Your goal – Quote the listing verbatim from its first line through the line containing "column-header-line: Fels [94,9,136,33]", including that line.

Data section –
================

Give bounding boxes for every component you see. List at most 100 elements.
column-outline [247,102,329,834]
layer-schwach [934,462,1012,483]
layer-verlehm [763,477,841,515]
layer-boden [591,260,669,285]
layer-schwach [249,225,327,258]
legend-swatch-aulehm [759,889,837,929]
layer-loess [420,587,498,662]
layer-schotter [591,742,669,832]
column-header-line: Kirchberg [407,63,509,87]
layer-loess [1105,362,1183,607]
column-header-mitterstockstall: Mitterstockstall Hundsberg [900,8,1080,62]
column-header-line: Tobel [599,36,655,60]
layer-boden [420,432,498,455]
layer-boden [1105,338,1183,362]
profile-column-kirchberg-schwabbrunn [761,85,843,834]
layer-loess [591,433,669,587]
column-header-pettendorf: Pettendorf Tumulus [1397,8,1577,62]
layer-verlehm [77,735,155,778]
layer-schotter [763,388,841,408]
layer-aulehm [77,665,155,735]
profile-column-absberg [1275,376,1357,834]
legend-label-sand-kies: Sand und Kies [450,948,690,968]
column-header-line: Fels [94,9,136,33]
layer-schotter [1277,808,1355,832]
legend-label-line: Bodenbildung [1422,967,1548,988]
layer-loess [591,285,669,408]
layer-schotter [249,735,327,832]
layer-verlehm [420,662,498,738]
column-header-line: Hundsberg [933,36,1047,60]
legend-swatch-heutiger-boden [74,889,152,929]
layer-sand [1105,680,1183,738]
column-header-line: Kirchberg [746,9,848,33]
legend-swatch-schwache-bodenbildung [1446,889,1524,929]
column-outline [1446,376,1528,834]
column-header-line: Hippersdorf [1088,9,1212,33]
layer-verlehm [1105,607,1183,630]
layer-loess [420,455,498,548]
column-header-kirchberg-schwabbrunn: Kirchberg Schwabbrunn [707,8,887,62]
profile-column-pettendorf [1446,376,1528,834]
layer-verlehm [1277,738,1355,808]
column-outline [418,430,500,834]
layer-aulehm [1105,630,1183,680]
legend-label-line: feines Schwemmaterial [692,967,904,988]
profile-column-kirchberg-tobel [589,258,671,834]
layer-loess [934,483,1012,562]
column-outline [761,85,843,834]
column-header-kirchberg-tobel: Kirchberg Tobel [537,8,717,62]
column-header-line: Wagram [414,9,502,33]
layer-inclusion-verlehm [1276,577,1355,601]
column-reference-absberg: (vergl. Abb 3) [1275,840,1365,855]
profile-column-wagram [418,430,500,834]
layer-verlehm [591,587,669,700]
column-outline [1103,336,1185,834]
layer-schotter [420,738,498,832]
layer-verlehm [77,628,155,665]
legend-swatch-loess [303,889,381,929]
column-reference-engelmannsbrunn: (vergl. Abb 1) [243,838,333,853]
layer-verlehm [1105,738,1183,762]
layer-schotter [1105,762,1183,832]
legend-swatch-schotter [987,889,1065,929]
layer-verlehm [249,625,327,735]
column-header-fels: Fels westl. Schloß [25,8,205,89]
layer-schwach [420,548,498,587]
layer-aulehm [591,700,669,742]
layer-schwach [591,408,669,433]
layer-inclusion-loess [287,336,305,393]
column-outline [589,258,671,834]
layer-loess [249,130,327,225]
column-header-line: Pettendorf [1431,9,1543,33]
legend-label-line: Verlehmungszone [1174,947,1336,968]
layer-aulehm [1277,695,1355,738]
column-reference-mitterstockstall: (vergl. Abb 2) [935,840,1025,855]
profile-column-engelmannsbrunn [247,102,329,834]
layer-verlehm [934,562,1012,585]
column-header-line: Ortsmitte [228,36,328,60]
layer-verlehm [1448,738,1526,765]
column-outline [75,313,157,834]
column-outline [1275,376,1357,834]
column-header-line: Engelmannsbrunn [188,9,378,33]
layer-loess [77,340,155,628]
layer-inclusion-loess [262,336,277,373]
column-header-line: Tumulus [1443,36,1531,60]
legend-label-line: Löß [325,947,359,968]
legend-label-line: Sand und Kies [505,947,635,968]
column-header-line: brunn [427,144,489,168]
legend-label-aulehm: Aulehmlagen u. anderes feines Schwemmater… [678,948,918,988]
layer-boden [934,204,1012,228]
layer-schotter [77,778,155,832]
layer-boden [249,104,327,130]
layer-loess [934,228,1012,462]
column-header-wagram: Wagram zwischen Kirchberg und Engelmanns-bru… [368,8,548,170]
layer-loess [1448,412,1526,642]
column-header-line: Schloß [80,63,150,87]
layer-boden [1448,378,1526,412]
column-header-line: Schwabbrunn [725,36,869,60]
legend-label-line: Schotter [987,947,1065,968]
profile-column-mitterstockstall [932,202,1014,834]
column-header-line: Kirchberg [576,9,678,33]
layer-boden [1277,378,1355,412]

================

Answer to this problem –
Give bounding boxes for every component you see. List at most 100 elements.
column-outline [247,102,329,834]
layer-schwach [934,462,1012,483]
layer-verlehm [763,477,841,515]
layer-boden [591,260,669,285]
layer-schwach [249,225,327,258]
legend-swatch-aulehm [759,889,837,929]
layer-loess [420,587,498,662]
layer-schotter [591,742,669,832]
column-header-line: Kirchberg [407,63,509,87]
layer-loess [1105,362,1183,607]
column-header-mitterstockstall: Mitterstockstall Hundsberg [900,8,1080,62]
column-header-line: Tobel [599,36,655,60]
layer-boden [420,432,498,455]
layer-boden [1105,338,1183,362]
profile-column-kirchberg-schwabbrunn [761,85,843,834]
layer-loess [591,433,669,587]
column-header-pettendorf: Pettendorf Tumulus [1397,8,1577,62]
layer-verlehm [77,735,155,778]
layer-schotter [763,388,841,408]
layer-aulehm [77,665,155,735]
profile-column-absberg [1275,376,1357,834]
legend-label-sand-kies: Sand und Kies [450,948,690,968]
column-header-line: Fels [94,9,136,33]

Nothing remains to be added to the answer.